- _SET PROBLEM_
Select every line below containing the word "JSON".

☆ ☆ ☆ ☆ ☆

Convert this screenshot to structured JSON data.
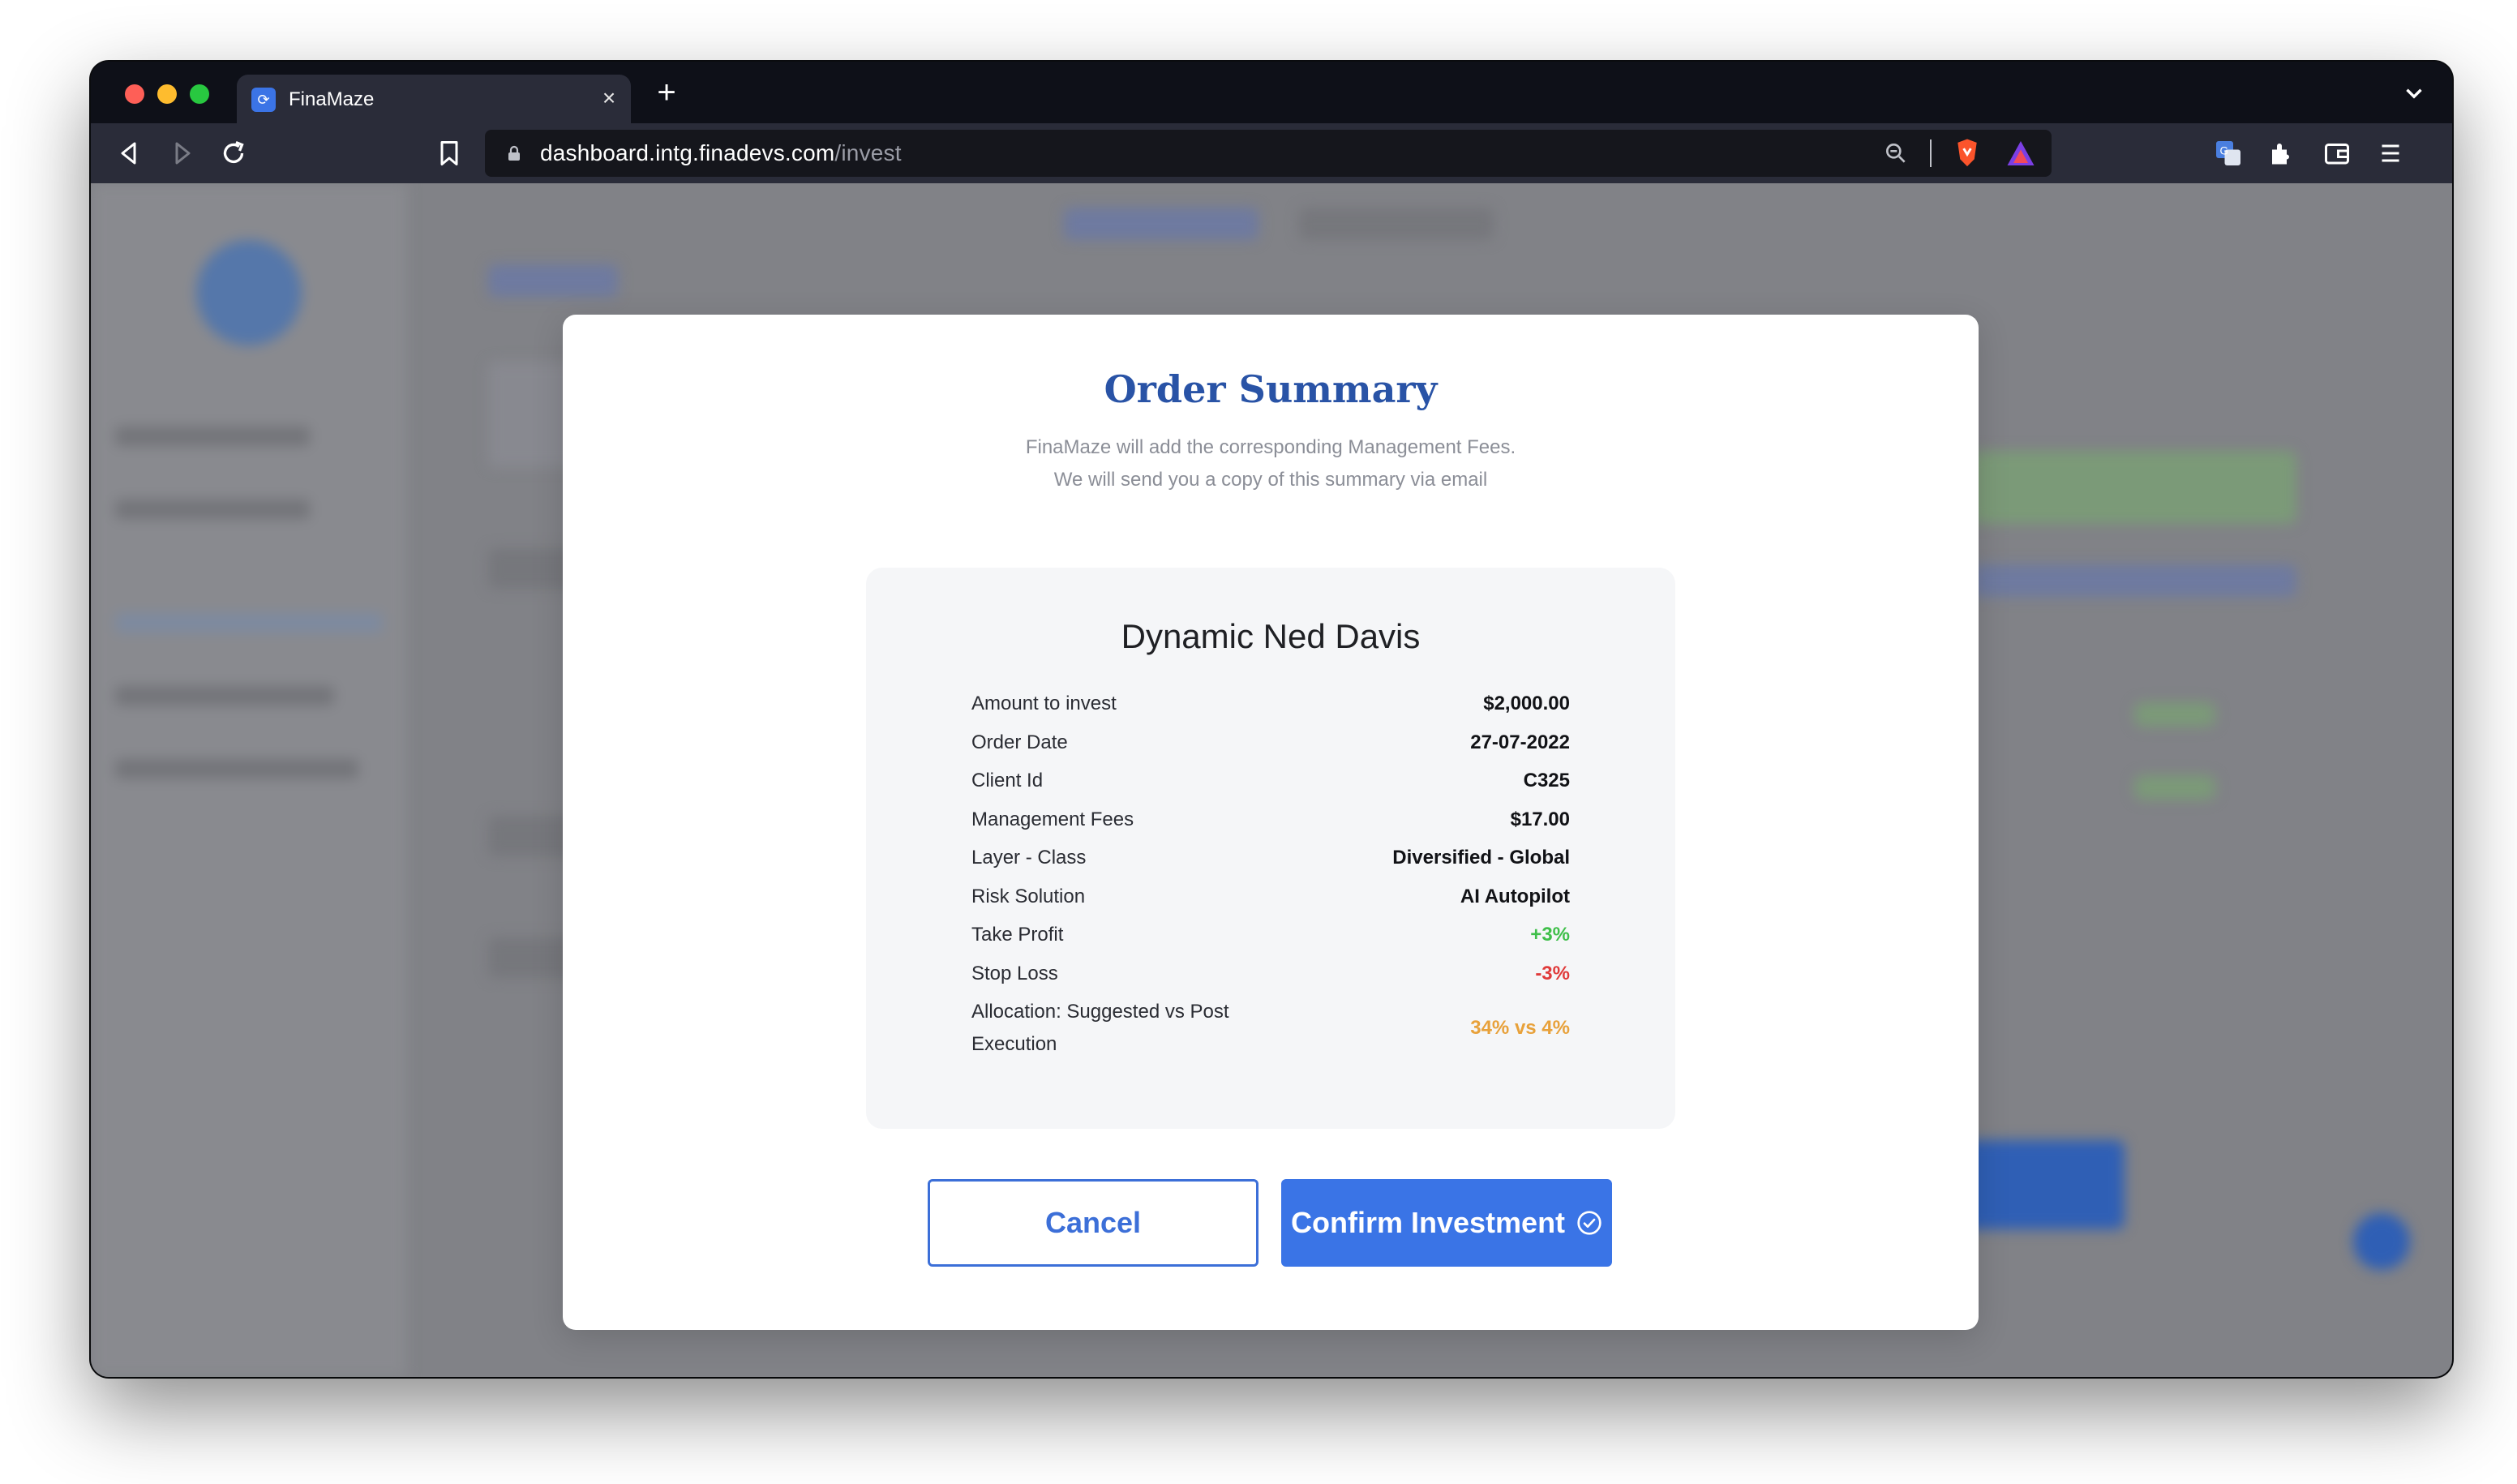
{
  "browser": {
    "tab_title": "FinaMaze",
    "tab_close": "×",
    "new_tab": "+",
    "url_domain": "dashboard.intg.finadevs.com",
    "url_path": "/invest"
  },
  "modal": {
    "title": "Order Summary",
    "subtitle_line1": "FinaMaze will add the corresponding Management Fees.",
    "subtitle_line2": "We will send you a copy of this summary via email",
    "product_name": "Dynamic Ned Davis",
    "rows": [
      {
        "label": "Amount to invest",
        "value": "$2,000.00",
        "color": "#111216"
      },
      {
        "label": "Order Date",
        "value": "27-07-2022",
        "color": "#111216"
      },
      {
        "label": "Client Id",
        "value": "C325",
        "color": "#111216"
      },
      {
        "label": "Management Fees",
        "value": "$17.00",
        "color": "#111216"
      },
      {
        "label": "Layer - Class",
        "value": "Diversified - Global",
        "color": "#111216"
      },
      {
        "label": "Risk Solution",
        "value": "AI Autopilot",
        "color": "#111216"
      },
      {
        "label": "Take Profit",
        "value": "+3%",
        "color": "#3fbf4a"
      },
      {
        "label": "Stop Loss",
        "value": "-3%",
        "color": "#e03a3a"
      },
      {
        "label": "Allocation: Suggested vs Post Execution",
        "value": "34% vs 4%",
        "color": "#e8a13a"
      }
    ],
    "cancel_label": "Cancel",
    "confirm_label": "Confirm Investment"
  },
  "colors": {
    "accent": "#3a74e6",
    "title": "#2953a6"
  }
}
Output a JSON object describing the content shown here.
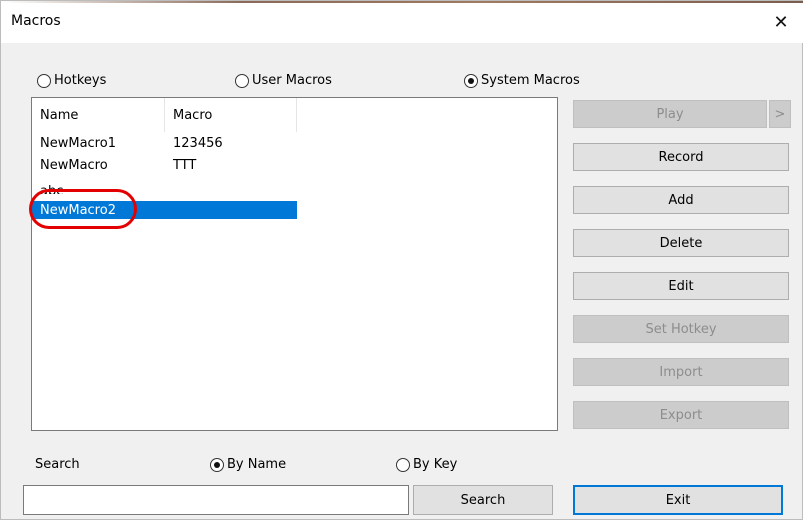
{
  "window": {
    "title": "Macros",
    "close_glyph": "✕"
  },
  "mode_options": [
    {
      "label": "Hotkeys",
      "selected": false
    },
    {
      "label": "User Macros",
      "selected": false
    },
    {
      "label": "System Macros",
      "selected": true
    }
  ],
  "list": {
    "columns": [
      "Name",
      "Macro"
    ],
    "rows": [
      {
        "name": "NewMacro1",
        "macro": "123456"
      },
      {
        "name": "NewMacro",
        "macro": "TTT"
      },
      {
        "name": "abc",
        "macro": ""
      },
      {
        "name": "NewMacro2",
        "macro": "",
        "selected": true
      }
    ],
    "selection_color": "#0078d7",
    "annotation_color": "#e30000"
  },
  "actions": {
    "play": {
      "label": "Play",
      "enabled": false
    },
    "play_more": {
      "label": ">",
      "enabled": false
    },
    "record": {
      "label": "Record",
      "enabled": true
    },
    "add": {
      "label": "Add",
      "enabled": true
    },
    "delete": {
      "label": "Delete",
      "enabled": true
    },
    "edit": {
      "label": "Edit",
      "enabled": true
    },
    "set_hotkey": {
      "label": "Set Hotkey",
      "enabled": false
    },
    "import": {
      "label": "Import",
      "enabled": false
    },
    "export": {
      "label": "Export",
      "enabled": false
    }
  },
  "search": {
    "label": "Search",
    "options": [
      {
        "label": "By Name",
        "selected": true
      },
      {
        "label": "By Key",
        "selected": false
      }
    ],
    "value": "",
    "button_label": "Search"
  },
  "exit_label": "Exit"
}
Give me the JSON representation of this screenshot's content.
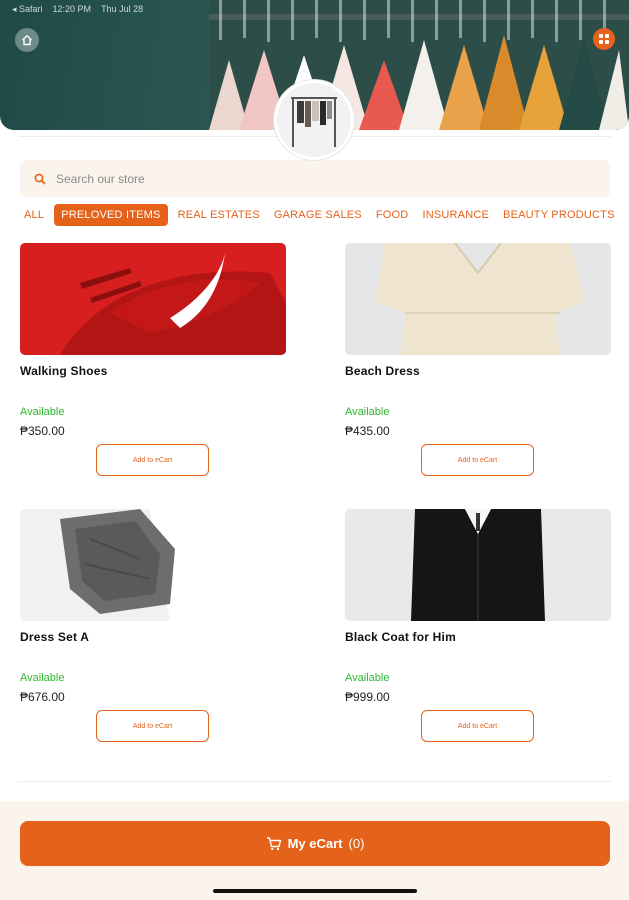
{
  "status_bar": {
    "carrier": "◂ Safari",
    "time": "12:20 PM",
    "date": "Thu Jul 28"
  },
  "search": {
    "placeholder": "Search our store"
  },
  "categories": [
    {
      "label": "ALL",
      "active": false
    },
    {
      "label": "PRELOVED ITEMS",
      "active": true
    },
    {
      "label": "REAL ESTATES",
      "active": false
    },
    {
      "label": "GARAGE SALES",
      "active": false
    },
    {
      "label": "FOOD",
      "active": false
    },
    {
      "label": "INSURANCE",
      "active": false
    },
    {
      "label": "BEAUTY PRODUCTS",
      "active": false
    }
  ],
  "products": [
    {
      "name": "Walking Shoes",
      "status": "Available",
      "price": "₱350.00",
      "button": "Add to eCart"
    },
    {
      "name": "Beach Dress",
      "status": "Available",
      "price": "₱435.00",
      "button": "Add to eCart"
    },
    {
      "name": "Dress Set A",
      "status": "Available",
      "price": "₱676.00",
      "button": "Add to eCart"
    },
    {
      "name": "Black Coat for Him",
      "status": "Available",
      "price": "₱999.00",
      "button": "Add to eCart"
    }
  ],
  "cart": {
    "label": "My eCart",
    "count": "(0)"
  },
  "colors": {
    "accent": "#e5621a",
    "available": "#2db82d",
    "footer_bg": "#fbf4ec"
  },
  "icons": {
    "home": "home-icon",
    "menu": "grid-menu-icon",
    "search": "search-icon",
    "cart": "cart-icon"
  }
}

☆ ☆ ☆ ☆ ☆

- _TASK RESULT_
Convert this screenshot to structured JSON data.
Output a JSON object describing the content shown here.
Give me the JSON representation of this screenshot's content.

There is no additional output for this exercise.